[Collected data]
____

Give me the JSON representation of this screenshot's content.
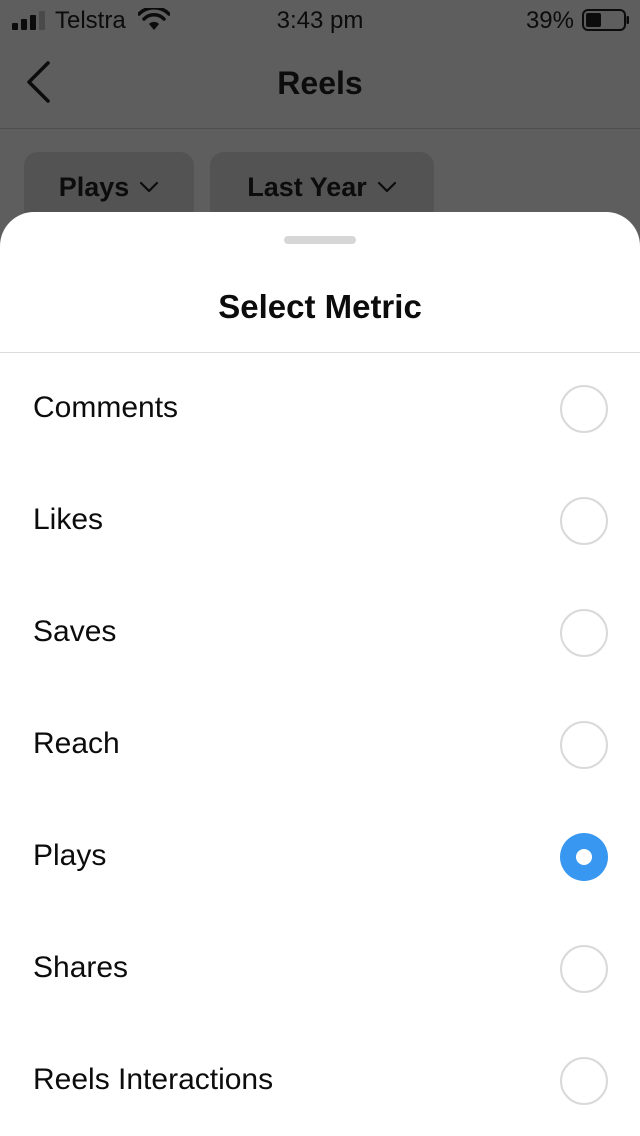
{
  "status_bar": {
    "carrier": "Telstra",
    "time": "3:43 pm",
    "battery_percent": "39%"
  },
  "nav": {
    "title": "Reels"
  },
  "filters": {
    "metric": "Plays",
    "period": "Last Year"
  },
  "sheet": {
    "title": "Select Metric",
    "options": [
      {
        "label": "Comments",
        "selected": false
      },
      {
        "label": "Likes",
        "selected": false
      },
      {
        "label": "Saves",
        "selected": false
      },
      {
        "label": "Reach",
        "selected": false
      },
      {
        "label": "Plays",
        "selected": true
      },
      {
        "label": "Shares",
        "selected": false
      },
      {
        "label": "Reels Interactions",
        "selected": false
      }
    ]
  },
  "colors": {
    "accent": "#3897f0",
    "overlay": "#5e5e5e"
  }
}
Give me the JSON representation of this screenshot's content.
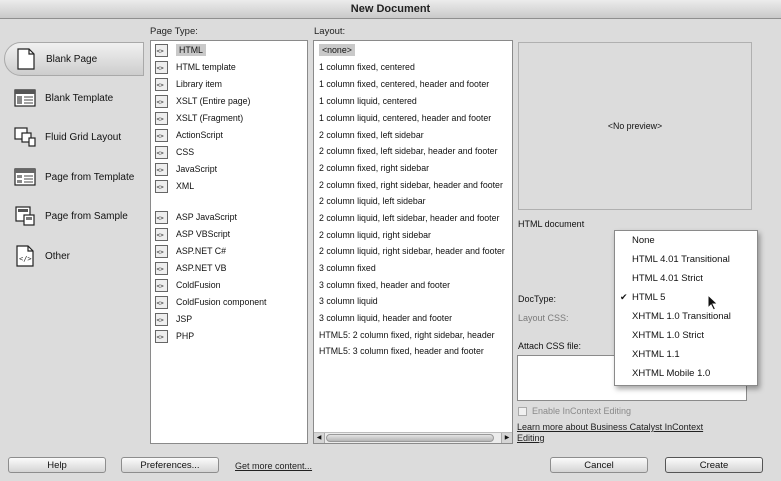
{
  "window": {
    "title": "New Document"
  },
  "sidebar": {
    "items": [
      {
        "label": "Blank Page",
        "icon": "blank-page-icon",
        "selected": true
      },
      {
        "label": "Blank Template",
        "icon": "blank-template-icon",
        "selected": false
      },
      {
        "label": "Fluid Grid Layout",
        "icon": "fluid-grid-icon",
        "selected": false
      },
      {
        "label": "Page from Template",
        "icon": "page-from-template-icon",
        "selected": false
      },
      {
        "label": "Page from Sample",
        "icon": "page-from-sample-icon",
        "selected": false
      },
      {
        "label": "Other",
        "icon": "other-code-icon",
        "selected": false
      }
    ]
  },
  "page_type": {
    "label": "Page Type:",
    "items": [
      {
        "label": "HTML",
        "selected": true
      },
      {
        "label": "HTML template"
      },
      {
        "label": "Library item"
      },
      {
        "label": "XSLT (Entire page)"
      },
      {
        "label": "XSLT (Fragment)"
      },
      {
        "label": "ActionScript"
      },
      {
        "label": "CSS"
      },
      {
        "label": "JavaScript"
      },
      {
        "label": "XML"
      },
      {
        "label": "ASP JavaScript"
      },
      {
        "label": "ASP VBScript"
      },
      {
        "label": "ASP.NET C#"
      },
      {
        "label": "ASP.NET VB"
      },
      {
        "label": "ColdFusion"
      },
      {
        "label": "ColdFusion component"
      },
      {
        "label": "JSP"
      },
      {
        "label": "PHP"
      }
    ]
  },
  "layout": {
    "label": "Layout:",
    "items": [
      {
        "label": "<none>",
        "selected": true
      },
      {
        "label": "1 column fixed, centered"
      },
      {
        "label": "1 column fixed, centered, header and footer"
      },
      {
        "label": "1 column liquid, centered"
      },
      {
        "label": "1 column liquid, centered, header and footer"
      },
      {
        "label": "2 column fixed, left sidebar"
      },
      {
        "label": "2 column fixed, left sidebar, header and footer"
      },
      {
        "label": "2 column fixed, right sidebar"
      },
      {
        "label": "2 column fixed, right sidebar, header and footer"
      },
      {
        "label": "2 column liquid, left sidebar"
      },
      {
        "label": "2 column liquid, left sidebar, header and footer"
      },
      {
        "label": "2 column liquid, right sidebar"
      },
      {
        "label": "2 column liquid, right sidebar, header and footer"
      },
      {
        "label": "3 column fixed"
      },
      {
        "label": "3 column fixed, header and footer"
      },
      {
        "label": "3 column liquid"
      },
      {
        "label": "3 column liquid, header and footer"
      },
      {
        "label": "HTML5: 2 column fixed, right sidebar, header"
      },
      {
        "label": "HTML5: 3 column fixed, header and footer"
      }
    ]
  },
  "preview": {
    "text": "<No preview>"
  },
  "details": {
    "description": "HTML document",
    "doctype_label": "DocType:",
    "layout_css_label": "Layout CSS:",
    "attach_css_label": "Attach CSS file:",
    "incontext_label": "Enable InContext Editing",
    "incontext_checked": false,
    "learn_more": "Learn more about Business Catalyst InContext Editing",
    "learn_more_line1": "Learn more about Business Catalyst InContext",
    "learn_more_line2": "Editing"
  },
  "doctype_menu": {
    "items": [
      {
        "label": "None"
      },
      {
        "label": "HTML 4.01 Transitional"
      },
      {
        "label": "HTML 4.01 Strict"
      },
      {
        "label": "HTML 5",
        "checked": true
      },
      {
        "label": "XHTML 1.0 Transitional"
      },
      {
        "label": "XHTML 1.0 Strict"
      },
      {
        "label": "XHTML 1.1"
      },
      {
        "label": "XHTML Mobile 1.0"
      }
    ]
  },
  "footer": {
    "help": "Help",
    "preferences": "Preferences...",
    "get_more": "Get more content...",
    "cancel": "Cancel",
    "create": "Create"
  }
}
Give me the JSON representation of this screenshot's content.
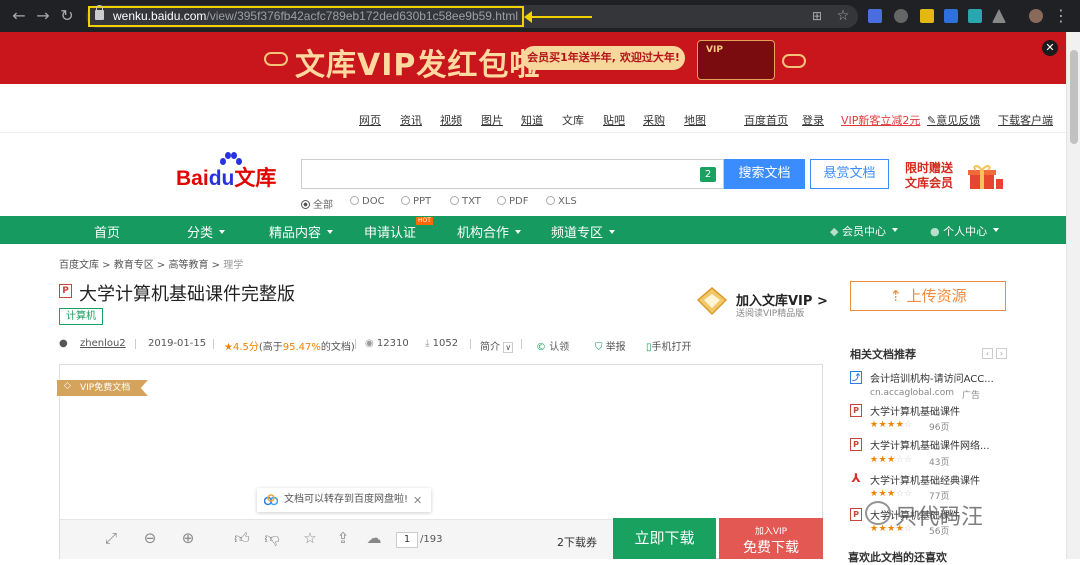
{
  "browser": {
    "url_host": "wenku.baidu.com",
    "url_path": "/view/395f376fb42acfc789eb172ded630b1c58ee9b59.html"
  },
  "banner": {
    "title": "文库VIP发红包啦",
    "pill": "会员买1年送半年, 欢迎过大年!",
    "card": "VIP"
  },
  "top_links": [
    "网页",
    "资讯",
    "视频",
    "图片",
    "知道",
    "文库",
    "贴吧",
    "采购",
    "地图",
    "百度首页",
    "登录",
    "VIP新客立减2元",
    "意见反馈",
    "下载客户端"
  ],
  "logo": {
    "bai": "Bai",
    "du": "du",
    "wenku": "文库"
  },
  "search": {
    "count_badge": "2",
    "search_button": "搜索文档",
    "browse_button": "悬赏文档",
    "promo_line1": "限时赠送",
    "promo_line2": "文库会员",
    "filters": [
      "全部",
      "DOC",
      "PPT",
      "TXT",
      "PDF",
      "XLS"
    ]
  },
  "nav": {
    "items": [
      "首页",
      "分类",
      "精品内容",
      "申请认证",
      "机构合作",
      "频道专区"
    ],
    "hot": "HOT",
    "member_center": "会员中心",
    "personal_center": "个人中心"
  },
  "breadcrumb": [
    "百度文库",
    "教育专区",
    "高等教育",
    "理学"
  ],
  "doc": {
    "type_icon": "P",
    "title": "大学计算机基础课件完整版",
    "tag": "计算机",
    "author": "zhenlou2",
    "date": "2019-01-15",
    "rating": "4.5分",
    "rating_note_pre": "(高于",
    "rating_pct": "95.47%",
    "rating_note_post": "的文档)",
    "views": "12310",
    "downloads": "1052",
    "intro": "简介",
    "claim": "认领",
    "report": "举报",
    "mobile": "手机打开"
  },
  "vip": {
    "join": "加入文库VIP >",
    "sub": "送阅读VIP精品版"
  },
  "viewer": {
    "vip_flag": "VIP免费文档",
    "toast": "文档可以转存到百度网盘啦!",
    "page_current": "1",
    "page_total": "/193",
    "coupons": "2下载券",
    "download": "立即下载",
    "vip_dl_top": "加入VIP",
    "vip_dl_bottom": "免费下载"
  },
  "sidebar": {
    "upload": "上传资源",
    "related_title": "相关文档推荐",
    "ad": {
      "title": "会计培训机构-请访问ACC...",
      "url": "cn.accaglobal.com",
      "tag": "广告"
    },
    "items": [
      {
        "icon": "P",
        "title": "大学计算机基础课件",
        "stars": 4,
        "pages": "96页"
      },
      {
        "icon": "P",
        "title": "大学计算机基础课件网络...",
        "stars": 3,
        "pages": "43页"
      },
      {
        "icon": "pdf",
        "title": "大学计算机基础经典课件",
        "stars": 3,
        "pages": "77页"
      },
      {
        "icon": "P",
        "title": "大学计算机基础课件",
        "stars": 4,
        "pages": "56页"
      }
    ],
    "more_title": "喜欢此文档的还喜欢"
  },
  "watermark": "只代码汪",
  "colors": {
    "green": "#169a60",
    "red": "#c9161d",
    "blue": "#3b8cff",
    "orange": "#f08c3d"
  }
}
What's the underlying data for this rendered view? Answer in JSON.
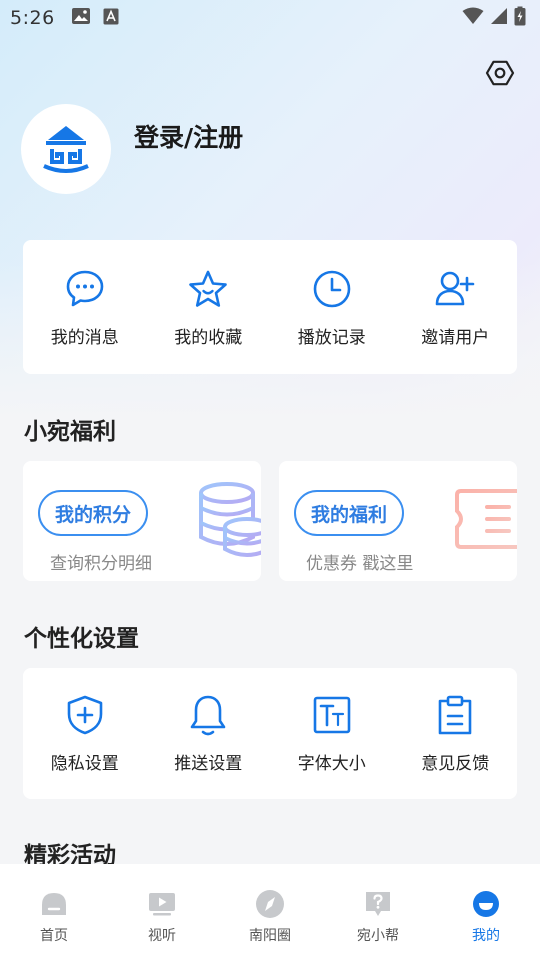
{
  "status": {
    "time": "5:26"
  },
  "profile": {
    "login_label": "登录/注册"
  },
  "quick_actions": [
    {
      "label": "我的消息",
      "icon": "message-icon"
    },
    {
      "label": "我的收藏",
      "icon": "star-icon"
    },
    {
      "label": "播放记录",
      "icon": "clock-icon"
    },
    {
      "label": "邀请用户",
      "icon": "invite-user-icon"
    }
  ],
  "welfare": {
    "title": "小宛福利",
    "points": {
      "button": "我的积分",
      "subtitle": "查询积分明细"
    },
    "benefits": {
      "button": "我的福利",
      "subtitle": "优惠券  戳这里"
    }
  },
  "personal_settings": {
    "title": "个性化设置",
    "items": [
      {
        "label": "隐私设置",
        "icon": "shield-icon"
      },
      {
        "label": "推送设置",
        "icon": "bell-icon"
      },
      {
        "label": "字体大小",
        "icon": "font-size-icon"
      },
      {
        "label": "意见反馈",
        "icon": "clipboard-icon"
      }
    ]
  },
  "activities": {
    "title": "精彩活动"
  },
  "tabs": [
    {
      "label": "首页",
      "icon": "home-icon",
      "active": false
    },
    {
      "label": "视听",
      "icon": "play-icon",
      "active": false
    },
    {
      "label": "南阳圈",
      "icon": "compass-icon",
      "active": false
    },
    {
      "label": "宛小帮",
      "icon": "help-icon",
      "active": false
    },
    {
      "label": "我的",
      "icon": "profile-icon",
      "active": true
    }
  ],
  "colors": {
    "accent": "#1677e6",
    "pill_border": "#3b8ff0",
    "tab_inactive": "#c7c9cc"
  }
}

____

### Prompt:
Search the lines above for the string "sidebar" and copy each line that has it.

### Final result:
  "sidebar": {
        "label": "2 column fixed, left sidebar"
        "label": "2 column fixed, left sidebar, header and footer"
        "label": "2 column fixed, right sidebar"
        "label": "2 column fixed, right sidebar, header and footer"
        "label": "2 column liquid, left sidebar"
        "label": "2 column liquid, left sidebar, header and footer"
        "label": "2 column liquid, right sidebar"
        "label": "2 column liquid, right sidebar, header and footer"
        "label": "HTML5: 2 column fixed, right sidebar, header"
  "sidebar": {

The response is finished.